*PROVIDED RECORDS*

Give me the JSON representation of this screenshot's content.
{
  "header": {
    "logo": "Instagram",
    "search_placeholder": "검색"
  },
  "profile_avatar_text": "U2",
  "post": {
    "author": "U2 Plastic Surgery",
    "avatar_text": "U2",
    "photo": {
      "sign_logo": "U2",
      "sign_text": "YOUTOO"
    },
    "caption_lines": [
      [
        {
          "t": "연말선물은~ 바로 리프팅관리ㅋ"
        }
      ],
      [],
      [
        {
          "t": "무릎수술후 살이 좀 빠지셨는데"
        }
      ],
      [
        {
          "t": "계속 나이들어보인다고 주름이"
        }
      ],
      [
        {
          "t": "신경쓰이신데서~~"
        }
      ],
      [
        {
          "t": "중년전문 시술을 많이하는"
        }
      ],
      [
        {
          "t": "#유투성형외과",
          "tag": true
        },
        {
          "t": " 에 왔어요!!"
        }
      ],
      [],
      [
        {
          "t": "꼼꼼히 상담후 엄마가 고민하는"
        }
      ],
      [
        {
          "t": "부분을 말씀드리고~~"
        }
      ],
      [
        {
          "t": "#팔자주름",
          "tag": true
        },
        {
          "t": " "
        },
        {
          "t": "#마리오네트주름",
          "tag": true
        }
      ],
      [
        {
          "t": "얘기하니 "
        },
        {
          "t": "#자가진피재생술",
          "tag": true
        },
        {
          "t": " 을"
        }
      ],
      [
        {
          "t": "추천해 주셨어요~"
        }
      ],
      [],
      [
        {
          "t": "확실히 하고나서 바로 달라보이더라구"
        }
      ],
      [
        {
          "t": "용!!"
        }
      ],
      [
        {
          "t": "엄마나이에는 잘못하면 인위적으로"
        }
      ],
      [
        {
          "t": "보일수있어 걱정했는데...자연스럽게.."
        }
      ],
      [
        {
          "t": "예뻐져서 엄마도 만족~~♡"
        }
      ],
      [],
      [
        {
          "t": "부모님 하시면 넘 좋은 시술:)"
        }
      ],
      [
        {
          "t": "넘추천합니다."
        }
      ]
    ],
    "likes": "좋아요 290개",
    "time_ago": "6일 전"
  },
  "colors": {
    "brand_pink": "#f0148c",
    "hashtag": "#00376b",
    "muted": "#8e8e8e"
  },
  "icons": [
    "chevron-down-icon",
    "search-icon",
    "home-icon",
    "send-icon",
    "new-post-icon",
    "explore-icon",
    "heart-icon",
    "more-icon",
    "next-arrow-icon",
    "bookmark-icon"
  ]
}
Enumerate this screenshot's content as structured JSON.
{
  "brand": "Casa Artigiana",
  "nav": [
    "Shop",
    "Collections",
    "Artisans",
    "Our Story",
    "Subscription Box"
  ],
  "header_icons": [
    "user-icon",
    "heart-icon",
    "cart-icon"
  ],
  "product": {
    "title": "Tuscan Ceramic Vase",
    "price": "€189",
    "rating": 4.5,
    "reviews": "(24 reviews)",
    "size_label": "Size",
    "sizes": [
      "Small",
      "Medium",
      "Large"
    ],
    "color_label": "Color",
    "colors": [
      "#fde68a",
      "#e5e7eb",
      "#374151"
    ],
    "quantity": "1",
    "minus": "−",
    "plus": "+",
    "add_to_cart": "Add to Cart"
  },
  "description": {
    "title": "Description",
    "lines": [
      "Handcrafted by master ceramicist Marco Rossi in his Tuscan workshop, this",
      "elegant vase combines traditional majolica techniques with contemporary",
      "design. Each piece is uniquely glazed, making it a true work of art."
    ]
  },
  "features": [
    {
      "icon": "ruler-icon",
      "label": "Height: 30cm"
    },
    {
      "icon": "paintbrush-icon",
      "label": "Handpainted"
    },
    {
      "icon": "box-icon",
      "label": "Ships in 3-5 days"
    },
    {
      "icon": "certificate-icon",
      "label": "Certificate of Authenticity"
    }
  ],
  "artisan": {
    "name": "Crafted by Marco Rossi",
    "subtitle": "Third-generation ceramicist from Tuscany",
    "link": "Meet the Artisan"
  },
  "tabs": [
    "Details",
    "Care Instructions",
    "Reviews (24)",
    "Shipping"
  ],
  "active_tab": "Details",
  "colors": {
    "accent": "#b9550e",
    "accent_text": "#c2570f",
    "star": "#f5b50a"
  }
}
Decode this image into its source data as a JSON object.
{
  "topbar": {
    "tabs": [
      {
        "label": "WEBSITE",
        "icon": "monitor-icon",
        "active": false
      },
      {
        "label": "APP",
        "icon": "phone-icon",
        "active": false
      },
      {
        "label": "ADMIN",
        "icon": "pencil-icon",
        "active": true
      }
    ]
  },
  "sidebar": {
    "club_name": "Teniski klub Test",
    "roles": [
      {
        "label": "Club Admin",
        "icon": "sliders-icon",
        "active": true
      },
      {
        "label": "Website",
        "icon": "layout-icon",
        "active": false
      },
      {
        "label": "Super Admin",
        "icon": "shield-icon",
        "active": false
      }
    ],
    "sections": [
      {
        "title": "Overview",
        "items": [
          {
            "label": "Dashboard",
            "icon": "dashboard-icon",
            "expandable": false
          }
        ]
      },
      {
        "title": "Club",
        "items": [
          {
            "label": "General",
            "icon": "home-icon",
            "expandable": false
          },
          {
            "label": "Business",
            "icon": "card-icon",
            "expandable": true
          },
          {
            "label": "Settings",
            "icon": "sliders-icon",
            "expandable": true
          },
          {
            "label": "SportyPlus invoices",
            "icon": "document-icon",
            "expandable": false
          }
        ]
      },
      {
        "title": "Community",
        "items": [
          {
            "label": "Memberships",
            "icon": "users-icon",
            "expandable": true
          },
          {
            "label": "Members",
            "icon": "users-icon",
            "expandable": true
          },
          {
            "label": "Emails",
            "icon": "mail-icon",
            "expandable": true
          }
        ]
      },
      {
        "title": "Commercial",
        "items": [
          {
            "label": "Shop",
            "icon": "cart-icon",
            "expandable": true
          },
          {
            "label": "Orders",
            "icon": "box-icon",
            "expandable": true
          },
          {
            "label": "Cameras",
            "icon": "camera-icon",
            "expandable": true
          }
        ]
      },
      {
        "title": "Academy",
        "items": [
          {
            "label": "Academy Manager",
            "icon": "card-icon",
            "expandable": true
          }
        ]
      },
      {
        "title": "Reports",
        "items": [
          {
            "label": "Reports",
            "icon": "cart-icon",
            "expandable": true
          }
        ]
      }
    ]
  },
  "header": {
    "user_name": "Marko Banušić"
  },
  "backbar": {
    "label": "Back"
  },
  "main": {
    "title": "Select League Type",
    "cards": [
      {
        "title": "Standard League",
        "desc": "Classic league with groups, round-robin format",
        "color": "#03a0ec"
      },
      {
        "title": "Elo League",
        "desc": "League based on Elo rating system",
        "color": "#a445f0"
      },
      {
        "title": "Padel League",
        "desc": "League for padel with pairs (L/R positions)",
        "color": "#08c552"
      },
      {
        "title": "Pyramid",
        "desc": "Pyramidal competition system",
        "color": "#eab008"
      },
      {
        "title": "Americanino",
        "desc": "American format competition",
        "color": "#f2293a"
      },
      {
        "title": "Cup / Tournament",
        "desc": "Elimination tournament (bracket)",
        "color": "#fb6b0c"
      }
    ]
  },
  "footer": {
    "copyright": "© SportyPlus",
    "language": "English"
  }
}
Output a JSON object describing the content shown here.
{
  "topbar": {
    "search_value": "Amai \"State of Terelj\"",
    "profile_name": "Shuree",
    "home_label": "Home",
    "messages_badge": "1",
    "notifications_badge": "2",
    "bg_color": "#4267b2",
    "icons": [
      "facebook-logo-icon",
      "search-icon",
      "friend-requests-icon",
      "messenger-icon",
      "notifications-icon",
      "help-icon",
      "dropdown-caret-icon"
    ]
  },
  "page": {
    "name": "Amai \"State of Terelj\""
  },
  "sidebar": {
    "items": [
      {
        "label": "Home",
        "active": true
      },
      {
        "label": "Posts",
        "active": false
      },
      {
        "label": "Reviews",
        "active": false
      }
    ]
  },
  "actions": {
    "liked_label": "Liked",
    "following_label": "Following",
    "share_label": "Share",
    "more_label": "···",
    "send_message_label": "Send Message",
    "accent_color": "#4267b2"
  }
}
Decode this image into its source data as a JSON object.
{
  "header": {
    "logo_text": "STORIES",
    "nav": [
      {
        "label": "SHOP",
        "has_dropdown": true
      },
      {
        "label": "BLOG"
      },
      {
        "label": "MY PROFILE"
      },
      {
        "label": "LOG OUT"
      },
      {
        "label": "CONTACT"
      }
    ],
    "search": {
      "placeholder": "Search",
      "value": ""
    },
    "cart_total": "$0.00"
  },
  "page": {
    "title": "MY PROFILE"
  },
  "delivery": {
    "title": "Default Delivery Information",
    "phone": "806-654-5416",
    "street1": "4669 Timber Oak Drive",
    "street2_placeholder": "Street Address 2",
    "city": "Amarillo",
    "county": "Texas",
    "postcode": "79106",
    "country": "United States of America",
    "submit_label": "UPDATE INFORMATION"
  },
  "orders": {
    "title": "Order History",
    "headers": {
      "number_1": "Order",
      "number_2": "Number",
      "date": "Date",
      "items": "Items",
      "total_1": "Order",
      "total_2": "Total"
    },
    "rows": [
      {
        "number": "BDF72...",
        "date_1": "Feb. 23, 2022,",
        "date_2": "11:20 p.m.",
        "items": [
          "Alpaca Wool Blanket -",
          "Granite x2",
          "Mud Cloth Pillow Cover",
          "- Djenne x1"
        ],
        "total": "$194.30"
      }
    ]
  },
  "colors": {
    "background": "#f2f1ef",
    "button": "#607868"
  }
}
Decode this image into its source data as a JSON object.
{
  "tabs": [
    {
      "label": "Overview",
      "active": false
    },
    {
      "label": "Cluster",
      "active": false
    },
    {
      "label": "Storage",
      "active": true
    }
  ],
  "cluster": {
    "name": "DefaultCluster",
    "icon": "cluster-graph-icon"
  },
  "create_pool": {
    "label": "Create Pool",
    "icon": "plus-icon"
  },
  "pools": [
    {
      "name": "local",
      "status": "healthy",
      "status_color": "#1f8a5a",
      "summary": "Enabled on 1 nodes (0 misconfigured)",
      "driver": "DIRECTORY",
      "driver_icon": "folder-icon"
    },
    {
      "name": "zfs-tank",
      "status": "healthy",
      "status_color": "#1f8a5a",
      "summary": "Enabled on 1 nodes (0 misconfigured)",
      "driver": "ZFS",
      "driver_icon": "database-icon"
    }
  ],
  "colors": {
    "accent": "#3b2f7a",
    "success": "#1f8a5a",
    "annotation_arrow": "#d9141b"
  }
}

*EXERCISE*
Reply with the number of lines in the material above that contain "content", and nothing more.

*REPLY*
3